─── Dataset records

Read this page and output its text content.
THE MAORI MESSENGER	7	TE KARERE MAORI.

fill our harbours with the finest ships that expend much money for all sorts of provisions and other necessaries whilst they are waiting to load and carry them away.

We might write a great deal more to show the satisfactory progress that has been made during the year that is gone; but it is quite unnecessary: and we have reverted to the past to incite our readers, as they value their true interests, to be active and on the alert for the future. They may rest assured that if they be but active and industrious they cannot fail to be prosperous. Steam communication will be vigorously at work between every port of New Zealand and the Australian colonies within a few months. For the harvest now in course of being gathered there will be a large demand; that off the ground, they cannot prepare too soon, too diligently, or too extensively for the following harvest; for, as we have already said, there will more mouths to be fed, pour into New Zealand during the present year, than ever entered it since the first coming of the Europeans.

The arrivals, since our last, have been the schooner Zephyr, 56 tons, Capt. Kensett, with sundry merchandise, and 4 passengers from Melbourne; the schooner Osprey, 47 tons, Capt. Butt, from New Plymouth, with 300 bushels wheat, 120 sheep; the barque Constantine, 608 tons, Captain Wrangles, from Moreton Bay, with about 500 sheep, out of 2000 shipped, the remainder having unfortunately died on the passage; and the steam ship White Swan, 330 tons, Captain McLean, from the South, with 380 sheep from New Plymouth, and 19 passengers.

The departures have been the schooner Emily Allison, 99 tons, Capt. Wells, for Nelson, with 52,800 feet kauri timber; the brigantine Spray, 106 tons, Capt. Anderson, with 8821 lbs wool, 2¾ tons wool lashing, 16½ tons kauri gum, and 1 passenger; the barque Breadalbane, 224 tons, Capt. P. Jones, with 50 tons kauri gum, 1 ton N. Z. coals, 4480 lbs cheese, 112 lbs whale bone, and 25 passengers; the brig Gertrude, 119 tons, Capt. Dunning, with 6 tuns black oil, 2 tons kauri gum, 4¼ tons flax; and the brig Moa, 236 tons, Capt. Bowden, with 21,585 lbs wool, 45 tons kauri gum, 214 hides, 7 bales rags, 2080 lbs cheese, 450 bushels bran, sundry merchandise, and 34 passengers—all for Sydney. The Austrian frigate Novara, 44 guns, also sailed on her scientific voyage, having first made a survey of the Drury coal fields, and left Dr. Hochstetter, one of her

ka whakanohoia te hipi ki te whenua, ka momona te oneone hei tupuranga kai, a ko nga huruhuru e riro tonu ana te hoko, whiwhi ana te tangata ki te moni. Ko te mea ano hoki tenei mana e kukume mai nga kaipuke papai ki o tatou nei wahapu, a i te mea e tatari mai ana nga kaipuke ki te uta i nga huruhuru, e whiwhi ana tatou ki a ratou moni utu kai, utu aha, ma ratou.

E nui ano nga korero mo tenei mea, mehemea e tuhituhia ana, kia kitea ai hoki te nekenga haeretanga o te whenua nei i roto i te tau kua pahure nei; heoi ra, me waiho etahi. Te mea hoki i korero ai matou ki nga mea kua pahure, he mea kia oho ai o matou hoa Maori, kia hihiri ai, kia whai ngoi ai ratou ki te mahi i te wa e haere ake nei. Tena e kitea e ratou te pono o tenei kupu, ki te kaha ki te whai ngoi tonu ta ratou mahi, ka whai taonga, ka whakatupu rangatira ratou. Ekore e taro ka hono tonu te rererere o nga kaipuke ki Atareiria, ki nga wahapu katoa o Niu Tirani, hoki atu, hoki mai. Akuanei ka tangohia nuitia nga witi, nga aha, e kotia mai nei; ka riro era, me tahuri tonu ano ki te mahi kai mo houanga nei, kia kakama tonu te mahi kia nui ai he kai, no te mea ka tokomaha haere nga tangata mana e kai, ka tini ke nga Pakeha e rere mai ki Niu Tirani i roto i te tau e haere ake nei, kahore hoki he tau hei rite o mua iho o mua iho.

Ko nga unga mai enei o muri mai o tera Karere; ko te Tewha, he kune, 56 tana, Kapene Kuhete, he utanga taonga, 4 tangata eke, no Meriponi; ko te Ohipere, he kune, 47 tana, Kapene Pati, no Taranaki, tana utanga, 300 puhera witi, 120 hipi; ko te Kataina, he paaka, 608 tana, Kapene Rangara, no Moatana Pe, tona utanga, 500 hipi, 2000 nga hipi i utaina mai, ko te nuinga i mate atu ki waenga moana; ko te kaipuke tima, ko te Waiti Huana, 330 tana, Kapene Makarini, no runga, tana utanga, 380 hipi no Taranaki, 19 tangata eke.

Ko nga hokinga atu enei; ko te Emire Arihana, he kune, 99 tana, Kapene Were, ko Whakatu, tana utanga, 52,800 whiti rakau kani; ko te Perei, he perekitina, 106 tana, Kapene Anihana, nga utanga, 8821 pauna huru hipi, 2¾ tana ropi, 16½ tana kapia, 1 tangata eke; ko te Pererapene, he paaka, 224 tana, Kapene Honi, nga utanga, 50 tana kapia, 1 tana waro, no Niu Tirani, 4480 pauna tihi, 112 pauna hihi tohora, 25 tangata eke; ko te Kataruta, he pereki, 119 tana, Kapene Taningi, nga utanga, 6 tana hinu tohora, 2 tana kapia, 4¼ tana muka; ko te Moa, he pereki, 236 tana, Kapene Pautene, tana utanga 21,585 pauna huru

──────

- Your task
Repeat the material in full, exactly as it stands.

- Answer for this exercise
Read this page and output its text content.
THE MAORI MESSENGER	7	TE KARERE MAORI.

fill our harbours with the finest ships that expend much money for all sorts of provisions and other necessaries whilst they are waiting to load and carry them away.

We might write a great deal more to show the satisfactory progress that has been made during the year that is gone; but it is quite unnecessary: and we have reverted to the past to incite our readers, as they value their true interests, to be active and on the alert for the future. They may rest assured that if they be but active and industrious they cannot fail to be prosperous. Steam communication will be vigorously at work between every port of New Zealand and the Australian colonies within a few months. For the harvest now in course of being gathered there will be a large demand; that off the ground, they cannot prepare too soon, too diligently, or too extensively for the following harvest; for, as we have already said, there will more mouths to be fed, pour into New Zealand during the present year, than ever entered it since the first coming of the Europeans.

The arrivals, since our last, have been the schooner Zephyr, 56 tons, Capt. Kensett, with sundry merchandise, and 4 passengers from Melbourne; the schooner Osprey, 47 tons, Capt. Butt, from New Plymouth, with 300 bushels wheat, 120 sheep; the barque Constantine, 608 tons, Captain Wrangles, from Moreton Bay, with about 500 sheep, out of 2000 shipped, the remainder having unfortunately died on the passage; and the steam ship White Swan, 330 tons, Captain McLean, from the South, with 380 sheep from New Plymouth, and 19 passengers.

The departures have been the schooner Emily Allison, 99 tons, Capt. Wells, for Nelson, with 52,800 feet kauri timber; the brigantine Spray, 106 tons, Capt. Anderson, with 8821 lbs wool, 2¾ tons wool lashing, 16½ tons kauri gum, and 1 passenger; the barque Breadalbane, 224 tons, Capt. P. Jones, with 50 tons kauri gum, 1 ton N. Z. coals, 4480 lbs cheese, 112 lbs whale bone, and 25 passengers; the brig Gertrude, 119 tons, Capt. Dunning, with 6 tuns black oil, 2 tons kauri gum, 4¼ tons flax; and the brig Moa, 236 tons, Capt. Bowden, with 21,585 lbs wool, 45 tons kauri gum, 214 hides, 7 bales rags, 2080 lbs cheese, 450 bushels bran, sundry merchandise, and 34 passengers—all for Sydney. The Austrian frigate Novara, 44 guns, also sailed on her scientific voyage, having first made a survey of the Drury coal fields, and left Dr. Hochstetter, one of her

ka whakanohoia te hipi ki te whenua, ka momona te oneone hei tupuranga kai, a ko nga huruhuru e riro tonu ana te hoko, whiwhi ana te tangata ki te moni. Ko te mea ano hoki tenei mana e kukume mai nga kaipuke papai ki o tatou nei wahapu, a i te mea e tatari mai ana nga kaipuke ki te uta i nga huruhuru, e whiwhi ana tatou ki a ratou moni utu kai, utu aha, ma ratou.

E nui ano nga korero mo tenei mea, mehemea e tuhituhia ana, kia kitea ai hoki te nekenga haeretanga o te whenua nei i roto i te tau kua pahure nei; heoi ra, me waiho etahi. Te mea hoki i korero ai matou ki nga mea kua pahure, he mea kia oho ai o matou hoa Maori, kia hihiri ai, kia whai ngoi ai ratou ki te mahi i te wa e haere ake nei. Tena e kitea e ratou te pono o tenei kupu, ki te kaha ki te whai ngoi tonu ta ratou mahi, ka whai taonga, ka whakatupu rangatira ratou. Ekore e taro ka hono tonu te rererere o nga kaipuke ki Atareiria, ki nga wahapu katoa o Niu Tirani, hoki atu, hoki mai. Akuanei ka tangohia nuitia nga witi, nga aha, e kotia mai nei; ka riro era, me tahuri tonu ano ki te mahi kai mo houanga nei, kia kakama tonu te mahi kia nui ai he kai, no te mea ka tokomaha haere nga tangata mana e kai, ka tini ke nga Pakeha e rere mai ki Niu Tirani i roto i te tau e haere ake nei, kahore hoki he tau hei rite o mua iho o mua iho.

Ko nga unga mai enei o muri mai o tera Karere; ko te Tewha, he kune, 56 tana, Kapene Kuhete, he utanga taonga, 4 tangata eke, no Meriponi; ko te Ohipere, he kune, 47 tana, Kapene Pati, no Taranaki, tana utanga, 300 puhera witi, 120 hipi; ko te Kataina, he paaka, 608 tana, Kapene Rangara, no Moatana Pe, tona utanga, 500 hipi, 2000 nga hipi i utaina mai, ko te nuinga i mate atu ki waenga moana; ko te kaipuke tima, ko te Waiti Huana, 330 tana, Kapene Makarini, no runga, tana utanga, 380 hipi no Taranaki, 19 tangata eke.

Ko nga hokinga atu enei; ko te Emire Arihana, he kune, 99 tana, Kapene Were, ko Whakatu, tana utanga, 52,800 whiti rakau kani; ko te Perei, he perekitina, 106 tana, Kapene Anihana, nga utanga, 8821 pauna huru hipi, 2¾ tana ropi, 16½ tana kapia, 1 tangata eke; ko te Pererapene, he paaka, 224 tana, Kapene Honi, nga utanga, 50 tana kapia, 1 tana waro, no Niu Tirani, 4480 pauna tihi, 112 pauna hihi tohora, 25 tangata eke; ko te Kataruta, he pereki, 119 tana, Kapene Taningi, nga utanga, 6 tana hinu tohora, 2 tana kapia, 4¼ tana muka; ko te Moa, he pereki, 236 tana, Kapene Pautene, tana utanga 21,585 pauna huru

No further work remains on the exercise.